## RECORDS FOR THE EXERCISE
## BEGIN

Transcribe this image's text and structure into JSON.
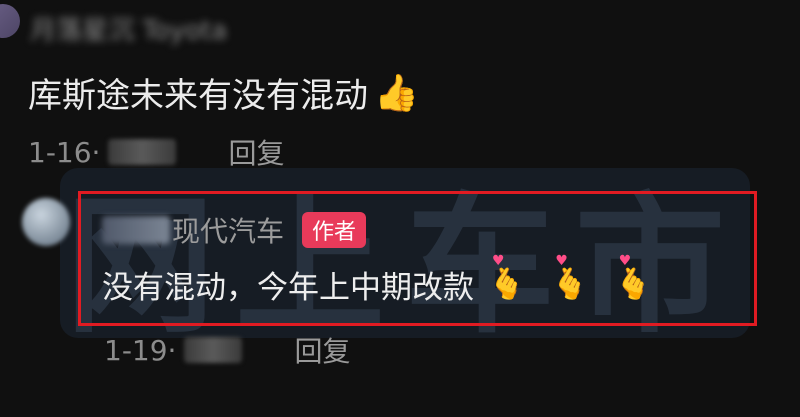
{
  "watermark": {
    "text": "网上车市"
  },
  "top_comment": {
    "username": "月落星沉 Toyota",
    "text": "库斯途未来有没有混动",
    "emoji_icon": "thumbs-up-icon",
    "emoji_glyph": "👍",
    "date": "1-16",
    "dot": "·",
    "reply_label": "回复"
  },
  "author_reply": {
    "username": "现代汽车",
    "badge": "作者",
    "badge_color": "#e83a5a",
    "text": "没有混动，今年上中期改款",
    "emoji_icon": "finger-heart-icon",
    "emoji_glyph": "🫰",
    "emoji_count": 3,
    "date": "1-19",
    "dot": "·",
    "reply_label": "回复",
    "highlight_color": "#e11b22"
  }
}
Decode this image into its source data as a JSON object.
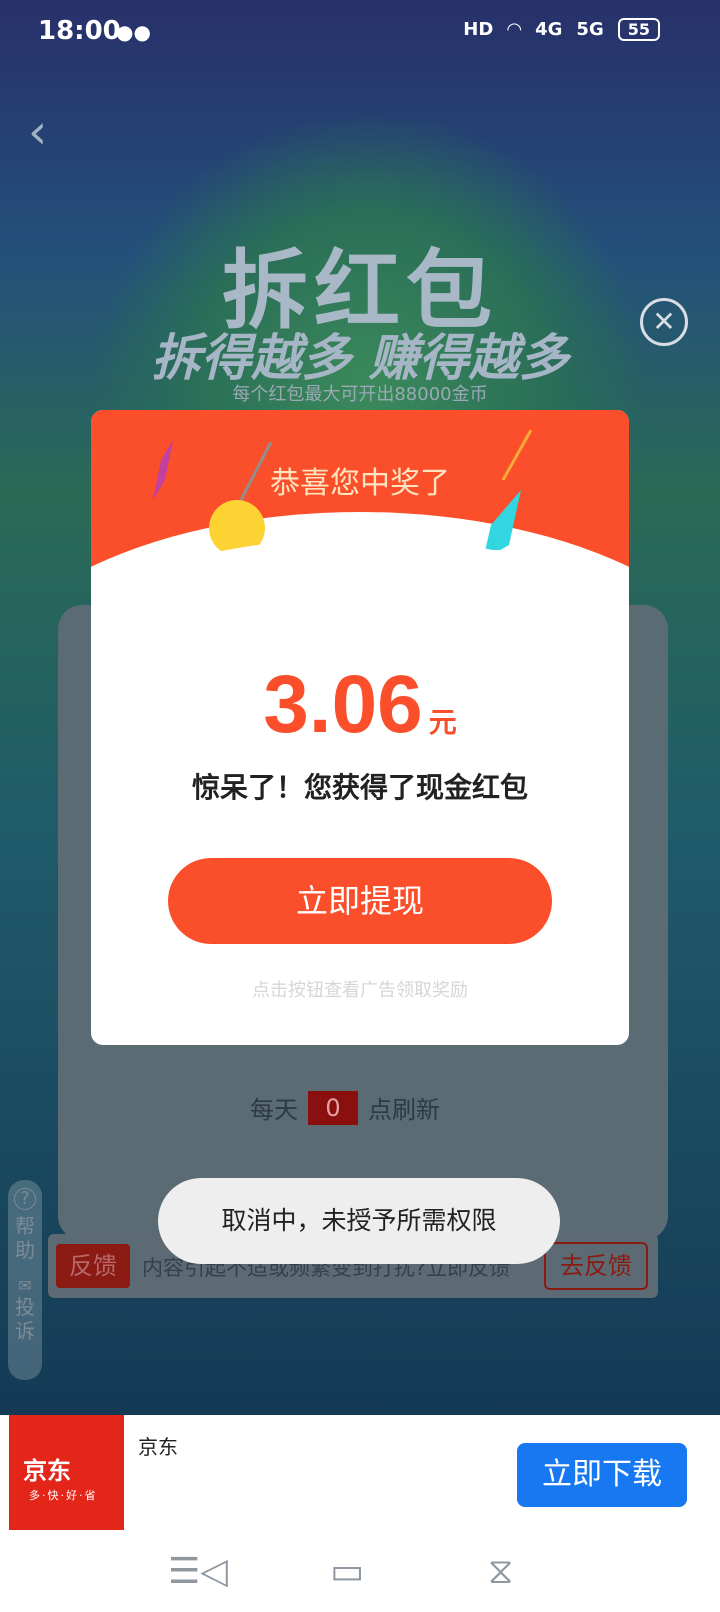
{
  "status_bar": {
    "time": "18:00",
    "wechat_icon": "wechat-icon",
    "network": "HD",
    "signal_1": "4G",
    "signal_2": "5G",
    "battery": "55"
  },
  "hero": {
    "title": "拆红包",
    "subtitle": "拆得越多 赚得越多",
    "note": "每个红包最大可开出88000金币"
  },
  "modal": {
    "header": "恭喜您中奖了",
    "amount": "3.06",
    "unit": "元",
    "description": "惊呆了！您获得了现金红包",
    "claim_button": "立即提现",
    "hint": "点击按钮查看广告领取奖励"
  },
  "refresh": {
    "prefix": "每天",
    "count": "0",
    "suffix": "点刷新"
  },
  "side_tab": {
    "help": "帮助",
    "complaint": "投诉"
  },
  "feedback": {
    "tag": "反馈",
    "text": "内容引起不适或频繁变到打扰?立即反馈",
    "button": "去反馈"
  },
  "toast": {
    "text": "取消中，未授予所需权限"
  },
  "ad": {
    "logo_text": "京东",
    "logo_slogan": "多·快·好·省",
    "name": "京东",
    "download_button": "立即下载"
  },
  "colors": {
    "accent_orange": "#fb4e2a",
    "download_blue": "#1778f2",
    "jd_red": "#e4261a"
  }
}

## END

## TASK BRIEF
Copy the records exactly. Skip the pictures.

## WORKED ANSWER
Transcribe this image's text and structure into JSON.
{
  "watermark": {
    "text": "网上车市"
  },
  "top_comment": {
    "username": "月落星沉 Toyota",
    "text": "库斯途未来有没有混动",
    "emoji_icon": "thumbs-up-icon",
    "emoji_glyph": "👍",
    "date": "1-16",
    "dot": "·",
    "reply_label": "回复"
  },
  "author_reply": {
    "username": "现代汽车",
    "badge": "作者",
    "badge_color": "#e83a5a",
    "text": "没有混动，今年上中期改款",
    "emoji_icon": "finger-heart-icon",
    "emoji_glyph": "🫰",
    "emoji_count": 3,
    "date": "1-19",
    "dot": "·",
    "reply_label": "回复",
    "highlight_color": "#e11b22"
  }
}
Decode this image into its source data as a JSON object.
{
  "status_bar": {
    "time": "18:00",
    "wechat_icon": "wechat-icon",
    "network": "HD",
    "signal_1": "4G",
    "signal_2": "5G",
    "battery": "55"
  },
  "hero": {
    "title": "拆红包",
    "subtitle": "拆得越多 赚得越多",
    "note": "每个红包最大可开出88000金币"
  },
  "modal": {
    "header": "恭喜您中奖了",
    "amount": "3.06",
    "unit": "元",
    "description": "惊呆了！您获得了现金红包",
    "claim_button": "立即提现",
    "hint": "点击按钮查看广告领取奖励"
  },
  "refresh": {
    "prefix": "每天",
    "count": "0",
    "suffix": "点刷新"
  },
  "side_tab": {
    "help": "帮助",
    "complaint": "投诉"
  },
  "feedback": {
    "tag": "反馈",
    "text": "内容引起不适或频繁变到打扰?立即反馈",
    "button": "去反馈"
  },
  "toast": {
    "text": "取消中，未授予所需权限"
  },
  "ad": {
    "logo_text": "京东",
    "logo_slogan": "多·快·好·省",
    "name": "京东",
    "download_button": "立即下载"
  },
  "colors": {
    "accent_orange": "#fb4e2a",
    "download_blue": "#1778f2",
    "jd_red": "#e4261a"
  }
}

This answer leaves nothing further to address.